WRITTEN REQUEST
Skip the pictures. Repeat everything else in the records word for word.

PROVIDED DATA
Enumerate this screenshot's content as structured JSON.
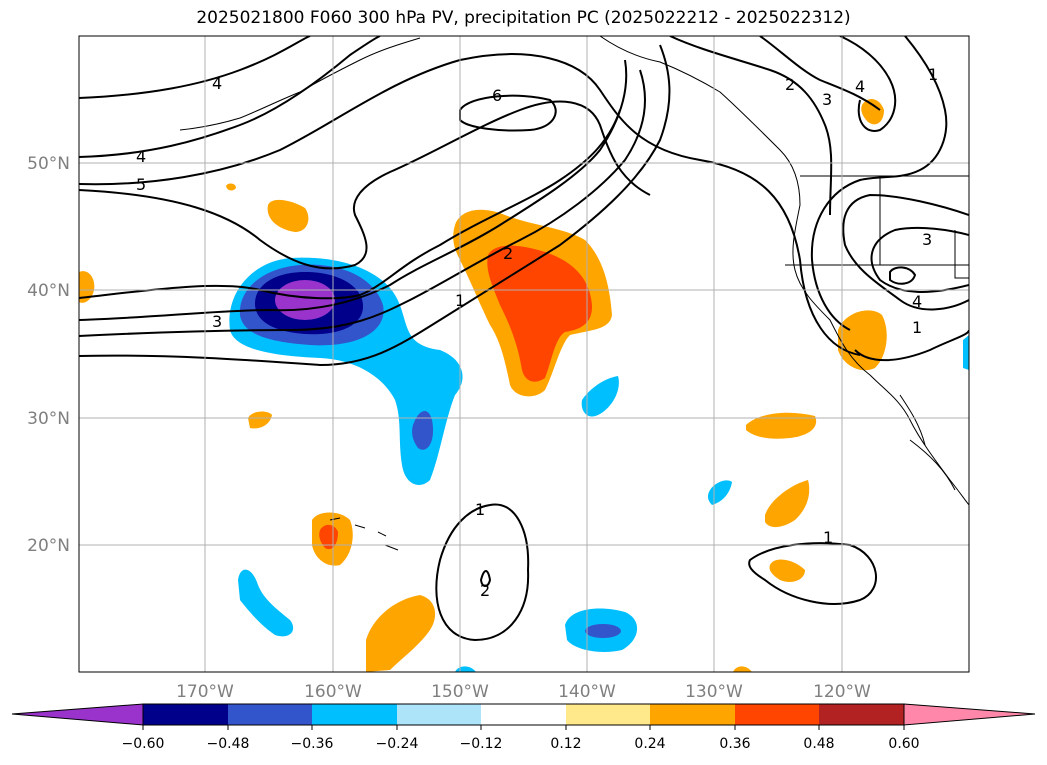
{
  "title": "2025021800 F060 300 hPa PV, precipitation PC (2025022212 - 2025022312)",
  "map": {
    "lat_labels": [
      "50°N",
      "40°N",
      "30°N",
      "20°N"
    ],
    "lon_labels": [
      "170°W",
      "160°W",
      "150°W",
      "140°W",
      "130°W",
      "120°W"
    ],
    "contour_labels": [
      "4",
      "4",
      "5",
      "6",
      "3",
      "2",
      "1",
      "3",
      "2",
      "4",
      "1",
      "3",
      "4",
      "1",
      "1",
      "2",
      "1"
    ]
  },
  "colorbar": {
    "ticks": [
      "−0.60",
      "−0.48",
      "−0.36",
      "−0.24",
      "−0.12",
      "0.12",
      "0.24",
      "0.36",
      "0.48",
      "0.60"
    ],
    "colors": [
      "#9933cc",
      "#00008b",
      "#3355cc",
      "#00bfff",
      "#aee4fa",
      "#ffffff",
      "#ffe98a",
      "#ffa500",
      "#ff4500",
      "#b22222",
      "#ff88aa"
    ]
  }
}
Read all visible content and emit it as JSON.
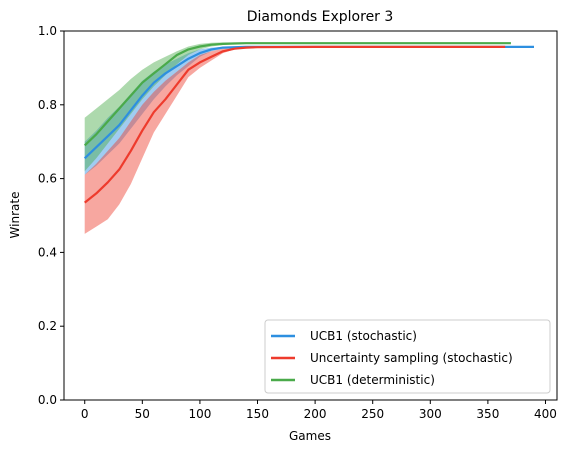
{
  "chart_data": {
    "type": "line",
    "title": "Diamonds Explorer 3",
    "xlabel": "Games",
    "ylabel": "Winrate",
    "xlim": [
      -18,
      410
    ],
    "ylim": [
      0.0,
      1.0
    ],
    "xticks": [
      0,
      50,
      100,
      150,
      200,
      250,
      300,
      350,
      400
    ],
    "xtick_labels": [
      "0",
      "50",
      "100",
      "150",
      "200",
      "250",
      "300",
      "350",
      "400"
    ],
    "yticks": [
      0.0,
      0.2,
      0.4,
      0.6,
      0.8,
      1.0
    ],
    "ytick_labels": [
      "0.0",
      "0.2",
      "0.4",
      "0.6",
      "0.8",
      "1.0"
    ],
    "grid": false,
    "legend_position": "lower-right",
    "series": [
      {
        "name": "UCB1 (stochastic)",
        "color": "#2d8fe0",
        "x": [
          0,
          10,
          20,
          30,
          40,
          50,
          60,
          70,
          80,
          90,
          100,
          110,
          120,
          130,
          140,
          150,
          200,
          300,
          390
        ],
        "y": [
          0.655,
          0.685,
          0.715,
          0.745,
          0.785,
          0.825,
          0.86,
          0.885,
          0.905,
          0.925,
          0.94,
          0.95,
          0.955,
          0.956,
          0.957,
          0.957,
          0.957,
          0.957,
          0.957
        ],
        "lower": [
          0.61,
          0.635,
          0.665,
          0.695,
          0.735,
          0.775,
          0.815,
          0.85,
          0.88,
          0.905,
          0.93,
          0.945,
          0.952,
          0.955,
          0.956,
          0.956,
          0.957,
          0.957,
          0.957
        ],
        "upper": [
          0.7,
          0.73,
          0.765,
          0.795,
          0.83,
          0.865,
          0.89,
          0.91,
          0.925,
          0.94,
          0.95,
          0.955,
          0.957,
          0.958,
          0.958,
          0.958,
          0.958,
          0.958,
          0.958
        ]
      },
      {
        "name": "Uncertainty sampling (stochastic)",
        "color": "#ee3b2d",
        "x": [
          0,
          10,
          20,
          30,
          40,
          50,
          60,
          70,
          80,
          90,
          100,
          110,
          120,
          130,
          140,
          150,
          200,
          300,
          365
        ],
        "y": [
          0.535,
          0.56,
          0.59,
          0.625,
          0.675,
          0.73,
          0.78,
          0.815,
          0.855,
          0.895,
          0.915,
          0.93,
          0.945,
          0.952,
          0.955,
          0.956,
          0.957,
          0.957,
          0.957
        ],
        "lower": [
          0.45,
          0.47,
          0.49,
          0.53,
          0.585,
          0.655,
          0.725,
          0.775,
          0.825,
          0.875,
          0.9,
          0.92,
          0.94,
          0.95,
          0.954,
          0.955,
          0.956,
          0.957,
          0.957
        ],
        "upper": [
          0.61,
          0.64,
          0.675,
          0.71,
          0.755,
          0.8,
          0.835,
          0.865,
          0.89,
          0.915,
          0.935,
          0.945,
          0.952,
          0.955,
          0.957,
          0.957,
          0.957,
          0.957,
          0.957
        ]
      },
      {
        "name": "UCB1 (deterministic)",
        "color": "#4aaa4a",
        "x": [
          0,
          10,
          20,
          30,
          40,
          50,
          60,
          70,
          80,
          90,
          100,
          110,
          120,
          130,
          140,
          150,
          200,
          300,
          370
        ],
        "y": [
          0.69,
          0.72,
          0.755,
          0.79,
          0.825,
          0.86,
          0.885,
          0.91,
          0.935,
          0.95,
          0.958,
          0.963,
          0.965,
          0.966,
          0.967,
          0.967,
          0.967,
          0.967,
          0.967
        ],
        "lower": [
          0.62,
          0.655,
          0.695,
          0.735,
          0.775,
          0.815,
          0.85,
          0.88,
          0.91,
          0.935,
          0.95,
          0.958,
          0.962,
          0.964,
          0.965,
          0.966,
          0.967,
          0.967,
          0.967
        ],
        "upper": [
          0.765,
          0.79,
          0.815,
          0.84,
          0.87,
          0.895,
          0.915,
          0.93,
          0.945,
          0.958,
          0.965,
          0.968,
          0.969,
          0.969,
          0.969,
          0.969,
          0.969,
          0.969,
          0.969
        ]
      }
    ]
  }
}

OUTPUT OF THE EXERCISE
Enumerate this screenshot's content as structured JSON.
{
  "title": "2025021800 F060 300 hPa PV, precipitation PC (2025022212 - 2025022312)",
  "map": {
    "lat_labels": [
      "50°N",
      "40°N",
      "30°N",
      "20°N"
    ],
    "lon_labels": [
      "170°W",
      "160°W",
      "150°W",
      "140°W",
      "130°W",
      "120°W"
    ],
    "contour_labels": [
      "4",
      "4",
      "5",
      "6",
      "3",
      "2",
      "1",
      "3",
      "2",
      "4",
      "1",
      "3",
      "4",
      "1",
      "1",
      "2",
      "1"
    ]
  },
  "colorbar": {
    "ticks": [
      "−0.60",
      "−0.48",
      "−0.36",
      "−0.24",
      "−0.12",
      "0.12",
      "0.24",
      "0.36",
      "0.48",
      "0.60"
    ],
    "colors": [
      "#9933cc",
      "#00008b",
      "#3355cc",
      "#00bfff",
      "#aee4fa",
      "#ffffff",
      "#ffe98a",
      "#ffa500",
      "#ff4500",
      "#b22222",
      "#ff88aa"
    ]
  }
}
Read all visible content and emit it as JSON.
{
  "chart_data": {
    "type": "line",
    "title": "Diamonds Explorer 3",
    "xlabel": "Games",
    "ylabel": "Winrate",
    "xlim": [
      -18,
      410
    ],
    "ylim": [
      0.0,
      1.0
    ],
    "xticks": [
      0,
      50,
      100,
      150,
      200,
      250,
      300,
      350,
      400
    ],
    "xtick_labels": [
      "0",
      "50",
      "100",
      "150",
      "200",
      "250",
      "300",
      "350",
      "400"
    ],
    "yticks": [
      0.0,
      0.2,
      0.4,
      0.6,
      0.8,
      1.0
    ],
    "ytick_labels": [
      "0.0",
      "0.2",
      "0.4",
      "0.6",
      "0.8",
      "1.0"
    ],
    "grid": false,
    "legend_position": "lower-right",
    "series": [
      {
        "name": "UCB1 (stochastic)",
        "color": "#2d8fe0",
        "x": [
          0,
          10,
          20,
          30,
          40,
          50,
          60,
          70,
          80,
          90,
          100,
          110,
          120,
          130,
          140,
          150,
          200,
          300,
          390
        ],
        "y": [
          0.655,
          0.685,
          0.715,
          0.745,
          0.785,
          0.825,
          0.86,
          0.885,
          0.905,
          0.925,
          0.94,
          0.95,
          0.955,
          0.956,
          0.957,
          0.957,
          0.957,
          0.957,
          0.957
        ],
        "lower": [
          0.61,
          0.635,
          0.665,
          0.695,
          0.735,
          0.775,
          0.815,
          0.85,
          0.88,
          0.905,
          0.93,
          0.945,
          0.952,
          0.955,
          0.956,
          0.956,
          0.957,
          0.957,
          0.957
        ],
        "upper": [
          0.7,
          0.73,
          0.765,
          0.795,
          0.83,
          0.865,
          0.89,
          0.91,
          0.925,
          0.94,
          0.95,
          0.955,
          0.957,
          0.958,
          0.958,
          0.958,
          0.958,
          0.958,
          0.958
        ]
      },
      {
        "name": "Uncertainty sampling (stochastic)",
        "color": "#ee3b2d",
        "x": [
          0,
          10,
          20,
          30,
          40,
          50,
          60,
          70,
          80,
          90,
          100,
          110,
          120,
          130,
          140,
          150,
          200,
          300,
          365
        ],
        "y": [
          0.535,
          0.56,
          0.59,
          0.625,
          0.675,
          0.73,
          0.78,
          0.815,
          0.855,
          0.895,
          0.915,
          0.93,
          0.945,
          0.952,
          0.955,
          0.956,
          0.957,
          0.957,
          0.957
        ],
        "lower": [
          0.45,
          0.47,
          0.49,
          0.53,
          0.585,
          0.655,
          0.725,
          0.775,
          0.825,
          0.875,
          0.9,
          0.92,
          0.94,
          0.95,
          0.954,
          0.955,
          0.956,
          0.957,
          0.957
        ],
        "upper": [
          0.61,
          0.64,
          0.675,
          0.71,
          0.755,
          0.8,
          0.835,
          0.865,
          0.89,
          0.915,
          0.935,
          0.945,
          0.952,
          0.955,
          0.957,
          0.957,
          0.957,
          0.957,
          0.957
        ]
      },
      {
        "name": "UCB1 (deterministic)",
        "color": "#4aaa4a",
        "x": [
          0,
          10,
          20,
          30,
          40,
          50,
          60,
          70,
          80,
          90,
          100,
          110,
          120,
          130,
          140,
          150,
          200,
          300,
          370
        ],
        "y": [
          0.69,
          0.72,
          0.755,
          0.79,
          0.825,
          0.86,
          0.885,
          0.91,
          0.935,
          0.95,
          0.958,
          0.963,
          0.965,
          0.966,
          0.967,
          0.967,
          0.967,
          0.967,
          0.967
        ],
        "lower": [
          0.62,
          0.655,
          0.695,
          0.735,
          0.775,
          0.815,
          0.85,
          0.88,
          0.91,
          0.935,
          0.95,
          0.958,
          0.962,
          0.964,
          0.965,
          0.966,
          0.967,
          0.967,
          0.967
        ],
        "upper": [
          0.765,
          0.79,
          0.815,
          0.84,
          0.87,
          0.895,
          0.915,
          0.93,
          0.945,
          0.958,
          0.965,
          0.968,
          0.969,
          0.969,
          0.969,
          0.969,
          0.969,
          0.969,
          0.969
        ]
      }
    ]
  }
}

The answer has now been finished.